## Task:
Pull out from the material below all lines with "Power".

## Exercise inputs:
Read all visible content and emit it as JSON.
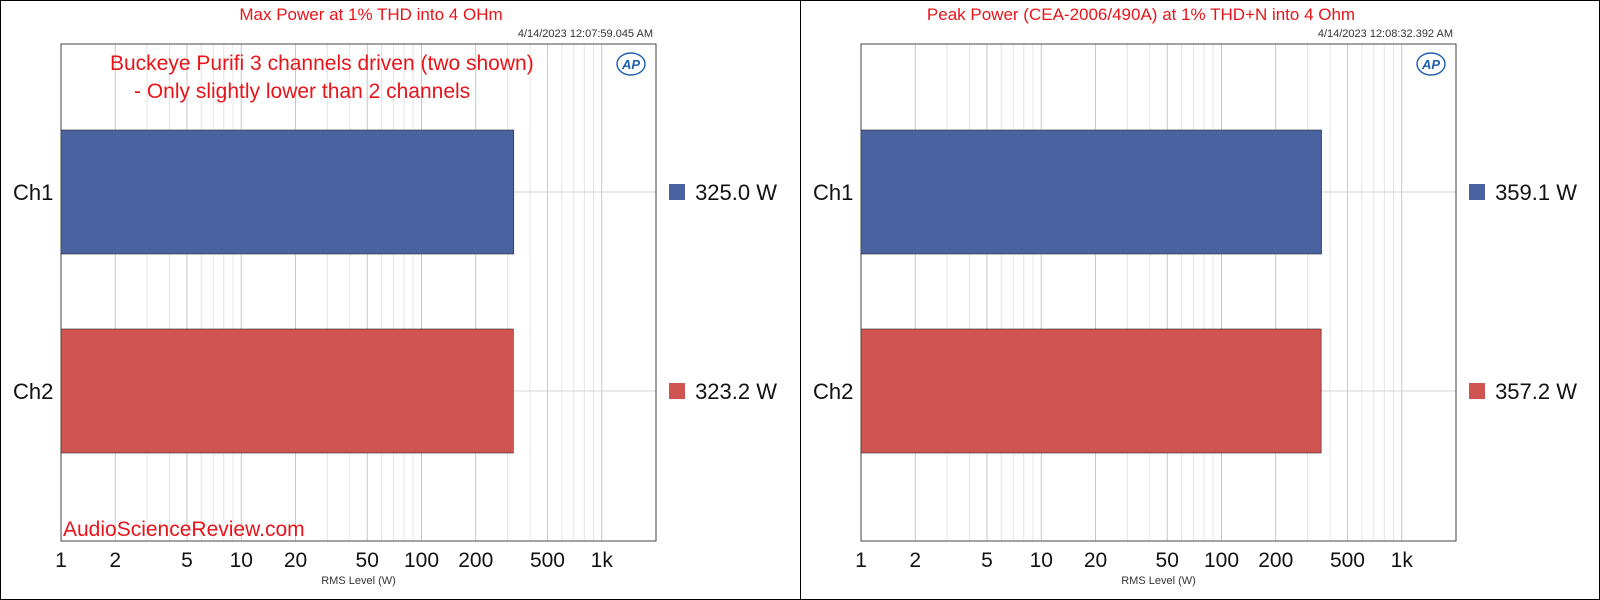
{
  "watermark": "AudioScienceReview.com",
  "colors": {
    "ch1": "#4a63a0",
    "ch2": "#d0544f",
    "title": "#e8141a",
    "logo": "#1f5fae"
  },
  "logo": {
    "text": "AP"
  },
  "chart_data": [
    {
      "type": "bar",
      "orientation": "horizontal",
      "title": "Max Power at 1% THD into 4 OHm",
      "timestamp": "4/14/2023 12:07:59.045 AM",
      "annotation": [
        "Buckeye Purifi 3 channels driven (two shown)",
        "- Only slightly lower than 2 channels"
      ],
      "categories": [
        "Ch1",
        "Ch2"
      ],
      "values": [
        325.0,
        323.2
      ],
      "value_labels": [
        "325.0 W",
        "323.2 W"
      ],
      "xlabel": "RMS Level (W)",
      "xscale": "log",
      "xlim": [
        1,
        2000
      ],
      "xticks": [
        1,
        2,
        5,
        10,
        20,
        50,
        100,
        200,
        500,
        1000
      ],
      "xtick_labels": [
        "1",
        "2",
        "5",
        "10",
        "20",
        "50",
        "100",
        "200",
        "500",
        "1k"
      ],
      "grid": true,
      "legend_placement": "right"
    },
    {
      "type": "bar",
      "orientation": "horizontal",
      "title": "Peak Power (CEA-2006/490A) at 1% THD+N into 4 Ohm",
      "timestamp": "4/14/2023 12:08:32.392 AM",
      "categories": [
        "Ch1",
        "Ch2"
      ],
      "values": [
        359.1,
        357.2
      ],
      "value_labels": [
        "359.1 W",
        "357.2 W"
      ],
      "xlabel": "RMS Level (W)",
      "xscale": "log",
      "xlim": [
        1,
        2000
      ],
      "xticks": [
        1,
        2,
        5,
        10,
        20,
        50,
        100,
        200,
        500,
        1000
      ],
      "xtick_labels": [
        "1",
        "2",
        "5",
        "10",
        "20",
        "50",
        "100",
        "200",
        "500",
        "1k"
      ],
      "grid": true,
      "legend_placement": "right"
    }
  ]
}
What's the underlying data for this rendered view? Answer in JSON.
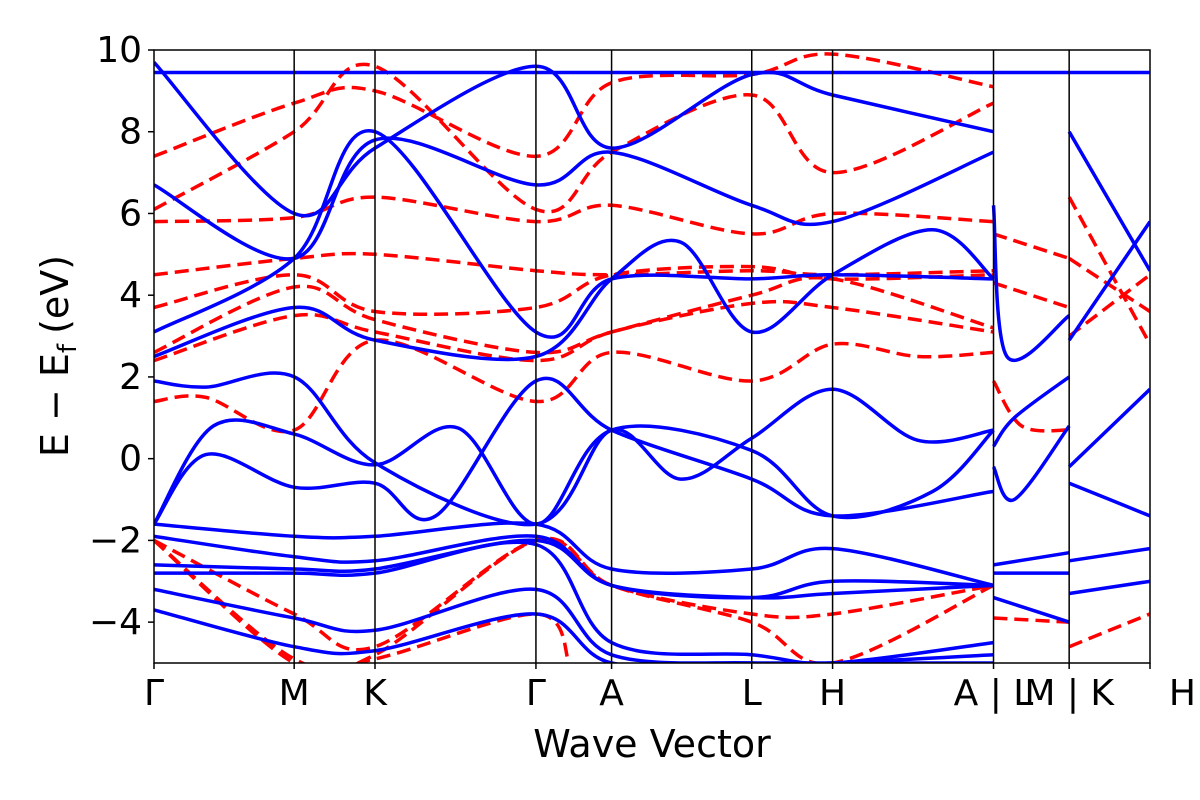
{
  "chart_data": {
    "type": "line",
    "xlabel": "Wave Vector",
    "ylabel": "E − E_f (eV)",
    "ylabel_parts": {
      "main": "E − E",
      "sub": "f",
      "unit": "(eV)"
    },
    "ylim": [
      -5,
      10
    ],
    "yticks": [
      10,
      8,
      6,
      4,
      2,
      0,
      -2,
      -4
    ],
    "ytick_labels": [
      "10",
      "8",
      "6",
      "4",
      "2",
      "0",
      "−2",
      "−4"
    ],
    "grid": false,
    "xlim": [
      0,
      13.43
    ],
    "kpoints": [
      {
        "pos": 0.0,
        "label": "Γ"
      },
      {
        "pos": 1.89,
        "label": "M"
      },
      {
        "pos": 2.98,
        "label": "K"
      },
      {
        "pos": 5.15,
        "label": "Γ"
      },
      {
        "pos": 6.17,
        "label": "A"
      },
      {
        "pos": 8.06,
        "label": "L"
      },
      {
        "pos": 9.15,
        "label": "H"
      },
      {
        "pos": 11.32,
        "label": "A | L"
      },
      {
        "pos": 12.34,
        "label": "M | K"
      },
      {
        "pos": 13.43,
        "label": "H"
      }
    ],
    "series": [
      {
        "style": "solid",
        "color": "#0000ff",
        "bands": [
          {
            "x": [
              0,
              1.89,
              2.98,
              5.15,
              6.17,
              8.06,
              9.15,
              11.32
            ],
            "y": [
              -1.6,
              -1.9,
              -1.9,
              -1.6,
              -2.7,
              -2.7,
              -2.2,
              -3.1
            ]
          },
          {
            "x": [
              0,
              1.89,
              2.98,
              5.15,
              6.17,
              8.06,
              9.15,
              11.32
            ],
            "y": [
              -1.9,
              -2.4,
              -2.5,
              -1.9,
              -3.1,
              -3.4,
              -3.0,
              -3.1
            ]
          },
          {
            "x": [
              0,
              1.89,
              2.98,
              5.15,
              6.17,
              8.06,
              9.15,
              11.32
            ],
            "y": [
              -2.6,
              -2.7,
              -2.7,
              -2.0,
              -3.1,
              -3.4,
              -3.3,
              -3.1
            ]
          },
          {
            "x": [
              0,
              1.89,
              2.98,
              5.15,
              6.17,
              8.06,
              9.15,
              11.32
            ],
            "y": [
              -2.8,
              -2.8,
              -2.8,
              -2.1,
              -4.5,
              -4.8,
              -5.0,
              -4.5
            ]
          },
          {
            "x": [
              0,
              1.89,
              2.98,
              5.15,
              6.17,
              8.06,
              9.15,
              11.32
            ],
            "y": [
              -3.2,
              -3.9,
              -4.2,
              -3.2,
              -4.8,
              -5.0,
              -5.0,
              -4.8
            ]
          },
          {
            "x": [
              0,
              1.89,
              2.98,
              5.15,
              6.17,
              8.06,
              9.15,
              11.32
            ],
            "y": [
              -3.7,
              -4.6,
              -4.7,
              -3.8,
              -5.0,
              -5.0,
              -5.0,
              -5.0
            ]
          },
          {
            "x": [
              0,
              0.7,
              1.89,
              2.98,
              5.15,
              6.17,
              7.1,
              8.06,
              9.15,
              10.3,
              11.32
            ],
            "y": [
              1.9,
              1.75,
              2.0,
              -0.1,
              -1.6,
              0.7,
              -0.5,
              0.5,
              1.7,
              0.45,
              0.7
            ]
          },
          {
            "x": [
              0,
              0.8,
              1.89,
              2.98,
              4.1,
              5.15,
              6.17,
              8.06,
              9.15,
              10.5,
              11.32
            ],
            "y": [
              -1.6,
              0.8,
              0.6,
              -0.15,
              0.75,
              -1.6,
              0.7,
              0.2,
              -1.4,
              -0.8,
              0.7
            ]
          },
          {
            "x": [
              0,
              0.7,
              1.89,
              2.98,
              3.8,
              5.15,
              6.17,
              8.06,
              9.15,
              11.32
            ],
            "y": [
              -1.6,
              0.1,
              -0.7,
              -0.6,
              -1.4,
              1.9,
              0.7,
              -0.5,
              -1.4,
              -0.8
            ]
          },
          {
            "x": [
              0,
              1.89,
              2.98,
              5.15,
              6.17,
              7.1,
              8.06,
              9.15,
              10.5,
              11.32
            ],
            "y": [
              2.5,
              3.7,
              2.9,
              2.5,
              4.4,
              5.3,
              3.1,
              4.5,
              5.6,
              4.4
            ]
          },
          {
            "x": [
              0,
              1.89,
              2.98,
              5.15,
              6.17,
              8.06,
              9.15,
              11.32
            ],
            "y": [
              3.1,
              4.9,
              8.0,
              3.1,
              4.4,
              4.4,
              4.5,
              4.4
            ]
          },
          {
            "x": [
              0,
              1.89,
              2.98,
              5.15,
              6.17,
              8.06,
              9.15,
              11.32
            ],
            "y": [
              6.7,
              4.9,
              7.8,
              6.7,
              7.5,
              6.2,
              5.8,
              7.5
            ]
          },
          {
            "x": [
              0,
              1.89,
              2.98,
              5.15,
              6.17,
              8.06,
              9.15,
              11.32
            ],
            "y": [
              9.7,
              6.0,
              7.6,
              9.6,
              7.6,
              9.4,
              8.9,
              8.0
            ]
          },
          {
            "x": [
              0,
              13.43
            ],
            "y": [
              9.45,
              9.45
            ]
          },
          {
            "x": [
              11.32,
              11.5,
              12.34
            ],
            "y": [
              6.2,
              2.5,
              3.5
            ]
          },
          {
            "x": [
              11.32,
              11.6,
              12.34
            ],
            "y": [
              0.3,
              1.0,
              2.0
            ]
          },
          {
            "x": [
              11.32,
              11.6,
              12.34
            ],
            "y": [
              -0.2,
              -1.0,
              0.8
            ]
          },
          {
            "x": [
              11.32,
              12.34
            ],
            "y": [
              -2.6,
              -2.3
            ]
          },
          {
            "x": [
              11.32,
              12.34
            ],
            "y": [
              -3.4,
              -4.0
            ]
          },
          {
            "x": [
              11.32,
              12.34
            ],
            "y": [
              -2.8,
              -2.8
            ]
          },
          {
            "x": [
              12.34,
              13.43
            ],
            "y": [
              -0.2,
              1.7
            ]
          },
          {
            "x": [
              12.34,
              13.43
            ],
            "y": [
              -0.6,
              -1.4
            ]
          },
          {
            "x": [
              12.34,
              13.43
            ],
            "y": [
              2.9,
              5.8
            ]
          },
          {
            "x": [
              12.34,
              13.43
            ],
            "y": [
              8.0,
              4.6
            ]
          },
          {
            "x": [
              12.34,
              13.43
            ],
            "y": [
              -2.5,
              -2.2
            ]
          },
          {
            "x": [
              12.34,
              13.43
            ],
            "y": [
              -3.3,
              -3.0
            ]
          }
        ]
      },
      {
        "style": "dashed",
        "color": "#ff0000",
        "bands": [
          {
            "x": [
              0,
              0.7,
              1.89,
              2.98,
              5.15,
              6.17,
              8.06,
              9.15,
              10.3,
              11.32
            ],
            "y": [
              1.4,
              1.5,
              0.7,
              2.9,
              1.4,
              2.6,
              1.9,
              2.8,
              2.5,
              2.6
            ]
          },
          {
            "x": [
              0,
              1.89,
              2.98,
              5.15,
              6.17,
              8.06,
              9.15,
              11.32
            ],
            "y": [
              2.4,
              3.5,
              3.1,
              2.4,
              3.1,
              3.8,
              3.7,
              3.1
            ]
          },
          {
            "x": [
              0,
              1.89,
              2.98,
              5.15,
              6.17,
              8.06,
              9.15,
              11.32
            ],
            "y": [
              2.6,
              4.2,
              3.4,
              2.6,
              3.1,
              4.0,
              4.4,
              3.2
            ]
          },
          {
            "x": [
              0,
              1.89,
              2.98,
              5.15,
              6.17,
              8.06,
              9.15,
              11.32
            ],
            "y": [
              3.7,
              4.5,
              3.6,
              3.7,
              4.5,
              4.7,
              4.4,
              4.5
            ]
          },
          {
            "x": [
              0,
              1.89,
              2.98,
              5.15,
              6.17,
              8.06,
              9.15,
              11.32
            ],
            "y": [
              4.5,
              4.9,
              5.0,
              4.6,
              4.5,
              4.6,
              4.5,
              4.6
            ]
          },
          {
            "x": [
              0,
              1.89,
              2.98,
              5.15,
              6.17,
              8.06,
              9.15,
              11.32
            ],
            "y": [
              5.8,
              5.9,
              6.4,
              5.8,
              6.2,
              5.5,
              6.0,
              5.8
            ]
          },
          {
            "x": [
              0,
              1.89,
              2.98,
              5.15,
              6.17,
              8.06,
              9.15,
              11.32
            ],
            "y": [
              6.1,
              8.0,
              9.6,
              6.1,
              7.5,
              8.9,
              7.0,
              8.7
            ]
          },
          {
            "x": [
              0,
              1.89,
              2.98,
              5.15,
              6.17,
              8.06,
              9.15,
              11.32
            ],
            "y": [
              7.4,
              8.7,
              9.0,
              7.4,
              9.2,
              9.4,
              9.9,
              9.1
            ]
          },
          {
            "x": [
              0,
              1.89,
              2.98,
              5.15,
              6.17,
              8.06,
              9.15,
              11.32
            ],
            "y": [
              -2.0,
              -3.8,
              -4.6,
              -2.0,
              -3.1,
              -3.8,
              -3.8,
              -3.1
            ]
          },
          {
            "x": [
              0,
              1.89,
              2.98,
              5.15,
              6.17,
              8.06,
              9.15,
              11.32
            ],
            "y": [
              -2.0,
              -4.9,
              -4.8,
              -2.0,
              -3.1,
              -4.0,
              -5.0,
              -3.1
            ]
          },
          {
            "x": [
              0,
              1.89,
              2.98,
              5.15,
              5.6
            ],
            "y": [
              -2.0,
              -5.0,
              -4.9,
              -3.8,
              -5.0
            ]
          },
          {
            "x": [
              11.32,
              11.7,
              12.34
            ],
            "y": [
              1.9,
              0.8,
              0.7
            ]
          },
          {
            "x": [
              11.32,
              12.34
            ],
            "y": [
              -3.9,
              -4.0
            ]
          },
          {
            "x": [
              11.32,
              12.34
            ],
            "y": [
              5.5,
              4.9
            ]
          },
          {
            "x": [
              11.32,
              12.34
            ],
            "y": [
              4.3,
              3.7
            ]
          },
          {
            "x": [
              12.34,
              13.43
            ],
            "y": [
              -4.6,
              -3.8
            ]
          },
          {
            "x": [
              12.34,
              13.43
            ],
            "y": [
              3.0,
              4.5
            ]
          },
          {
            "x": [
              12.34,
              13.43
            ],
            "y": [
              6.4,
              2.8
            ]
          },
          {
            "x": [
              12.34,
              13.43
            ],
            "y": [
              4.9,
              3.6
            ]
          }
        ]
      }
    ]
  }
}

## Output of the exercise:
      "title": "Max Power at 1% THD into 4 OHm",
      "title": "Peak Power (CEA-2006/490A) at 1% THD+N into 4 Ohm",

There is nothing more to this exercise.